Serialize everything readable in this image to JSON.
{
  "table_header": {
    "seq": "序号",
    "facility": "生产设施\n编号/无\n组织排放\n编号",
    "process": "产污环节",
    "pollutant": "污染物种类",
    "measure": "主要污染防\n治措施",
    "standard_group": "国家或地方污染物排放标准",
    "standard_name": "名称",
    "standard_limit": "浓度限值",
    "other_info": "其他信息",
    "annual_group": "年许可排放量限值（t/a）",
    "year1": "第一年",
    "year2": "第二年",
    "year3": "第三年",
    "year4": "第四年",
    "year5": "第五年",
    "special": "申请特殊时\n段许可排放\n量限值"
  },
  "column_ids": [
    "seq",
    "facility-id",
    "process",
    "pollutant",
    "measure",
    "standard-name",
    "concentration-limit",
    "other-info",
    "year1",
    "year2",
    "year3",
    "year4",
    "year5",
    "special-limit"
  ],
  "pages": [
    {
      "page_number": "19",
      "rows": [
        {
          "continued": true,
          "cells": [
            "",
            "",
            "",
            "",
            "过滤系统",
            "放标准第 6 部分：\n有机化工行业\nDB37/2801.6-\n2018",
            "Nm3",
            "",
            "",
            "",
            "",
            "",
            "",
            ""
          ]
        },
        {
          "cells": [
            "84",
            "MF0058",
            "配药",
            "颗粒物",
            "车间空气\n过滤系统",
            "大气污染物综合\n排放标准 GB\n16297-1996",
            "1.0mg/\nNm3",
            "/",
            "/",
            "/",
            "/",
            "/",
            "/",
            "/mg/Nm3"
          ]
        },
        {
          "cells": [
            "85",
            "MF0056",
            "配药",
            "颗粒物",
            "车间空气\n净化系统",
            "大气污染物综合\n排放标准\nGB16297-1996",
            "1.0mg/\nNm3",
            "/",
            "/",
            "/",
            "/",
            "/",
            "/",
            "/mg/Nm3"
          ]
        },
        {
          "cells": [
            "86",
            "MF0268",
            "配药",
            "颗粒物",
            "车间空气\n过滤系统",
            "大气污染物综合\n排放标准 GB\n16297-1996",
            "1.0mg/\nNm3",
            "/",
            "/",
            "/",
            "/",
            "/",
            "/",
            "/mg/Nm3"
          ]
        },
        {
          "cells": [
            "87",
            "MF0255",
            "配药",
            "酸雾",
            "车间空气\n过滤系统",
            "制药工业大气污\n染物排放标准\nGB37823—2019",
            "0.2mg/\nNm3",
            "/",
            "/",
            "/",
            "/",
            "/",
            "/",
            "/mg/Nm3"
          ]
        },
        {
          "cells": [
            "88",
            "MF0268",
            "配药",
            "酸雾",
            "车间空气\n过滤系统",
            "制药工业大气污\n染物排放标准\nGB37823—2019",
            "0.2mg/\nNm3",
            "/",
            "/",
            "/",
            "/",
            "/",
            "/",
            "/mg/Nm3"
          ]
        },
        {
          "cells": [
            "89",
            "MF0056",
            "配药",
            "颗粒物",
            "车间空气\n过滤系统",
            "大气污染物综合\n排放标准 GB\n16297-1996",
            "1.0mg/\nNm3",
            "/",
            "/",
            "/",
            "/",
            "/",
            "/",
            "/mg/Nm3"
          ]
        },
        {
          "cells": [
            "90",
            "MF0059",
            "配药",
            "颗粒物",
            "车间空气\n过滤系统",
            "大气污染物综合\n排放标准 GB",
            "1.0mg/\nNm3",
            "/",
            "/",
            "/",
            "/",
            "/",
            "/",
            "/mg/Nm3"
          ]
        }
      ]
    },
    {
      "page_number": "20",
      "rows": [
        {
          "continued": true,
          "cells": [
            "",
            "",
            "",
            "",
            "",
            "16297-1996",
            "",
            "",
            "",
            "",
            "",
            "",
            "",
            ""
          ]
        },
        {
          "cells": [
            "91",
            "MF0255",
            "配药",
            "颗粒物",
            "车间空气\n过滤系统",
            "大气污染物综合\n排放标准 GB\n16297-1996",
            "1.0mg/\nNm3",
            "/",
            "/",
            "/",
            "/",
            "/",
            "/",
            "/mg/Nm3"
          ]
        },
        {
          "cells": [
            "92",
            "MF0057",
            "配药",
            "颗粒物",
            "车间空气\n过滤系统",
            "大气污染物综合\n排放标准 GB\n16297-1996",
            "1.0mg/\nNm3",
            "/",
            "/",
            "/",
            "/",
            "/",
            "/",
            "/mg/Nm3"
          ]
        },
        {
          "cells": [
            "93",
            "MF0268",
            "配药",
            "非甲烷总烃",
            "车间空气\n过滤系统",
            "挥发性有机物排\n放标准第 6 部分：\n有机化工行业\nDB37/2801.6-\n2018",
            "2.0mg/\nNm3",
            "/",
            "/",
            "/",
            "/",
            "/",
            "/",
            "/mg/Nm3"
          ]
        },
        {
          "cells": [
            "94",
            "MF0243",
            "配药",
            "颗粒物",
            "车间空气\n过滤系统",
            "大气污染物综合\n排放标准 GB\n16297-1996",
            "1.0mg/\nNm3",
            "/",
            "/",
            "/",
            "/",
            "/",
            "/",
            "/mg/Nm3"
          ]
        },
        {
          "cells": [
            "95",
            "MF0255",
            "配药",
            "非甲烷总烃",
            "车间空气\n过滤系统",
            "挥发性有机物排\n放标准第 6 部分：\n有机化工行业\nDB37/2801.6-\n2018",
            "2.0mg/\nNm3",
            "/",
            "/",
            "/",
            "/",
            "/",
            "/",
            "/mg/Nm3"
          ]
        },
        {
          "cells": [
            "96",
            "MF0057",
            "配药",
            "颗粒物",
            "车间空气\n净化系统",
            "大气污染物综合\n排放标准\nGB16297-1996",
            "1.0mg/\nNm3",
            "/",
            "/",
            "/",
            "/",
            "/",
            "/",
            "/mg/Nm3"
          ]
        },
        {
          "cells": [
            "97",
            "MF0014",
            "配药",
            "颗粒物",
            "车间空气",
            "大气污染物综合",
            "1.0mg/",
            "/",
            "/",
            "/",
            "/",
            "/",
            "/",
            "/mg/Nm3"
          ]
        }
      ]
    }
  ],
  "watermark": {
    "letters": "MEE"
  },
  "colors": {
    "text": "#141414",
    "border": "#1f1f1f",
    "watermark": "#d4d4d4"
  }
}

+ + + + +

To be done -
Repeat the data exactly. Leave nothing out.

Response -
Serialize everything readable in this image to JSON.
{
  "table_header": {
    "seq": "序号",
    "facility": "生产设施\n编号/无\n组织排放\n编号",
    "process": "产污环节",
    "pollutant": "污染物种类",
    "measure": "主要污染防\n治措施",
    "standard_group": "国家或地方污染物排放标准",
    "standard_name": "名称",
    "standard_limit": "浓度限值",
    "other_info": "其他信息",
    "annual_group": "年许可排放量限值（t/a）",
    "year1": "第一年",
    "year2": "第二年",
    "year3": "第三年",
    "year4": "第四年",
    "year5": "第五年",
    "special": "申请特殊时\n段许可排放\n量限值"
  },
  "column_ids": [
    "seq",
    "facility-id",
    "process",
    "pollutant",
    "measure",
    "standard-name",
    "concentration-limit",
    "other-info",
    "year1",
    "year2",
    "year3",
    "year4",
    "year5",
    "special-limit"
  ],
  "pages": [
    {
      "page_number": "19",
      "rows": [
        {
          "continued": true,
          "cells": [
            "",
            "",
            "",
            "",
            "过滤系统",
            "放标准第 6 部分：\n有机化工行业\nDB37/2801.6-\n2018",
            "Nm3",
            "",
            "",
            "",
            "",
            "",
            "",
            ""
          ]
        },
        {
          "cells": [
            "84",
            "MF0058",
            "配药",
            "颗粒物",
            "车间空气\n过滤系统",
            "大气污染物综合\n排放标准 GB\n16297-1996",
            "1.0mg/\nNm3",
            "/",
            "/",
            "/",
            "/",
            "/",
            "/",
            "/mg/Nm3"
          ]
        },
        {
          "cells": [
            "85",
            "MF0056",
            "配药",
            "颗粒物",
            "车间空气\n净化系统",
            "大气污染物综合\n排放标准\nGB16297-1996",
            "1.0mg/\nNm3",
            "/",
            "/",
            "/",
            "/",
            "/",
            "/",
            "/mg/Nm3"
          ]
        },
        {
          "cells": [
            "86",
            "MF0268",
            "配药",
            "颗粒物",
            "车间空气\n过滤系统",
            "大气污染物综合\n排放标准 GB\n16297-1996",
            "1.0mg/\nNm3",
            "/",
            "/",
            "/",
            "/",
            "/",
            "/",
            "/mg/Nm3"
          ]
        },
        {
          "cells": [
            "87",
            "MF0255",
            "配药",
            "酸雾",
            "车间空气\n过滤系统",
            "制药工业大气污\n染物排放标准\nGB37823—2019",
            "0.2mg/\nNm3",
            "/",
            "/",
            "/",
            "/",
            "/",
            "/",
            "/mg/Nm3"
          ]
        },
        {
          "cells": [
            "88",
            "MF0268",
            "配药",
            "酸雾",
            "车间空气\n过滤系统",
            "制药工业大气污\n染物排放标准\nGB37823—2019",
            "0.2mg/\nNm3",
            "/",
            "/",
            "/",
            "/",
            "/",
            "/",
            "/mg/Nm3"
          ]
        },
        {
          "cells": [
            "89",
            "MF0056",
            "配药",
            "颗粒物",
            "车间空气\n过滤系统",
            "大气污染物综合\n排放标准 GB\n16297-1996",
            "1.0mg/\nNm3",
            "/",
            "/",
            "/",
            "/",
            "/",
            "/",
            "/mg/Nm3"
          ]
        },
        {
          "cells": [
            "90",
            "MF0059",
            "配药",
            "颗粒物",
            "车间空气\n过滤系统",
            "大气污染物综合\n排放标准 GB",
            "1.0mg/\nNm3",
            "/",
            "/",
            "/",
            "/",
            "/",
            "/",
            "/mg/Nm3"
          ]
        }
      ]
    },
    {
      "page_number": "20",
      "rows": [
        {
          "continued": true,
          "cells": [
            "",
            "",
            "",
            "",
            "",
            "16297-1996",
            "",
            "",
            "",
            "",
            "",
            "",
            "",
            ""
          ]
        },
        {
          "cells": [
            "91",
            "MF0255",
            "配药",
            "颗粒物",
            "车间空气\n过滤系统",
            "大气污染物综合\n排放标准 GB\n16297-1996",
            "1.0mg/\nNm3",
            "/",
            "/",
            "/",
            "/",
            "/",
            "/",
            "/mg/Nm3"
          ]
        },
        {
          "cells": [
            "92",
            "MF0057",
            "配药",
            "颗粒物",
            "车间空气\n过滤系统",
            "大气污染物综合\n排放标准 GB\n16297-1996",
            "1.0mg/\nNm3",
            "/",
            "/",
            "/",
            "/",
            "/",
            "/",
            "/mg/Nm3"
          ]
        },
        {
          "cells": [
            "93",
            "MF0268",
            "配药",
            "非甲烷总烃",
            "车间空气\n过滤系统",
            "挥发性有机物排\n放标准第 6 部分：\n有机化工行业\nDB37/2801.6-\n2018",
            "2.0mg/\nNm3",
            "/",
            "/",
            "/",
            "/",
            "/",
            "/",
            "/mg/Nm3"
          ]
        },
        {
          "cells": [
            "94",
            "MF0243",
            "配药",
            "颗粒物",
            "车间空气\n过滤系统",
            "大气污染物综合\n排放标准 GB\n16297-1996",
            "1.0mg/\nNm3",
            "/",
            "/",
            "/",
            "/",
            "/",
            "/",
            "/mg/Nm3"
          ]
        },
        {
          "cells": [
            "95",
            "MF0255",
            "配药",
            "非甲烷总烃",
            "车间空气\n过滤系统",
            "挥发性有机物排\n放标准第 6 部分：\n有机化工行业\nDB37/2801.6-\n2018",
            "2.0mg/\nNm3",
            "/",
            "/",
            "/",
            "/",
            "/",
            "/",
            "/mg/Nm3"
          ]
        },
        {
          "cells": [
            "96",
            "MF0057",
            "配药",
            "颗粒物",
            "车间空气\n净化系统",
            "大气污染物综合\n排放标准\nGB16297-1996",
            "1.0mg/\nNm3",
            "/",
            "/",
            "/",
            "/",
            "/",
            "/",
            "/mg/Nm3"
          ]
        },
        {
          "cells": [
            "97",
            "MF0014",
            "配药",
            "颗粒物",
            "车间空气",
            "大气污染物综合",
            "1.0mg/",
            "/",
            "/",
            "/",
            "/",
            "/",
            "/",
            "/mg/Nm3"
          ]
        }
      ]
    }
  ],
  "watermark": {
    "letters": "MEE"
  },
  "colors": {
    "text": "#141414",
    "border": "#1f1f1f",
    "watermark": "#d4d4d4"
  }
}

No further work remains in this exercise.